### Challenge
Search the listing below for "name". Copy each matching line.

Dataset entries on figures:
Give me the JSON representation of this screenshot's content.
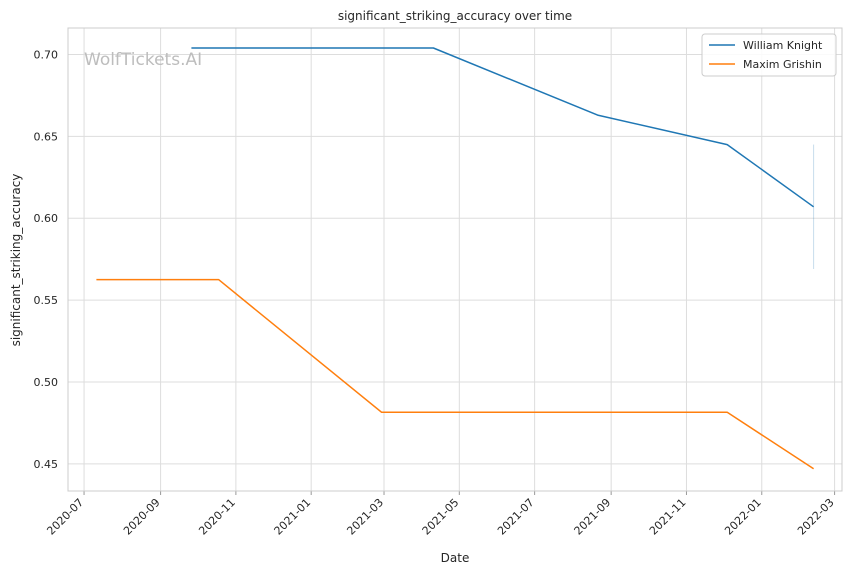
{
  "chart_data": {
    "type": "line",
    "title": "significant_striking_accuracy over time",
    "xlabel": "Date",
    "ylabel": "significant_striking_accuracy",
    "watermark": "WolfTickets.AI",
    "grid": true,
    "legend_position": "top-right",
    "x_range": [
      "2020-06-18",
      "2022-03-07"
    ],
    "ylim": [
      0.4334,
      0.7162
    ],
    "x_ticks": [
      "2020-07",
      "2020-09",
      "2020-11",
      "2021-01",
      "2021-03",
      "2021-05",
      "2021-07",
      "2021-09",
      "2021-11",
      "2022-01",
      "2022-03"
    ],
    "y_ticks": [
      0.45,
      0.5,
      0.55,
      0.6,
      0.65,
      0.7
    ],
    "y_tick_labels": [
      "0.45",
      "0.50",
      "0.55",
      "0.60",
      "0.65",
      "0.70"
    ],
    "series": [
      {
        "name": "William Knight",
        "color": "#1f77b4",
        "x": [
          "2020-09-26",
          "2021-04-10",
          "2021-08-21",
          "2021-12-04",
          "2022-02-12"
        ],
        "y": [
          0.704,
          0.704,
          0.663,
          0.645,
          0.607
        ],
        "error_band": {
          "x": "2022-02-12",
          "low": 0.569,
          "high": 0.645
        }
      },
      {
        "name": "Maxim Grishin",
        "color": "#ff7f0e",
        "x": [
          "2020-07-11",
          "2020-10-18",
          "2021-02-27",
          "2021-12-04",
          "2022-02-12"
        ],
        "y": [
          0.5625,
          0.5625,
          0.4815,
          0.4815,
          0.447
        ]
      }
    ]
  }
}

### Solution to the problem
        "name": "William Knight",
        "name": "Maxim Grishin",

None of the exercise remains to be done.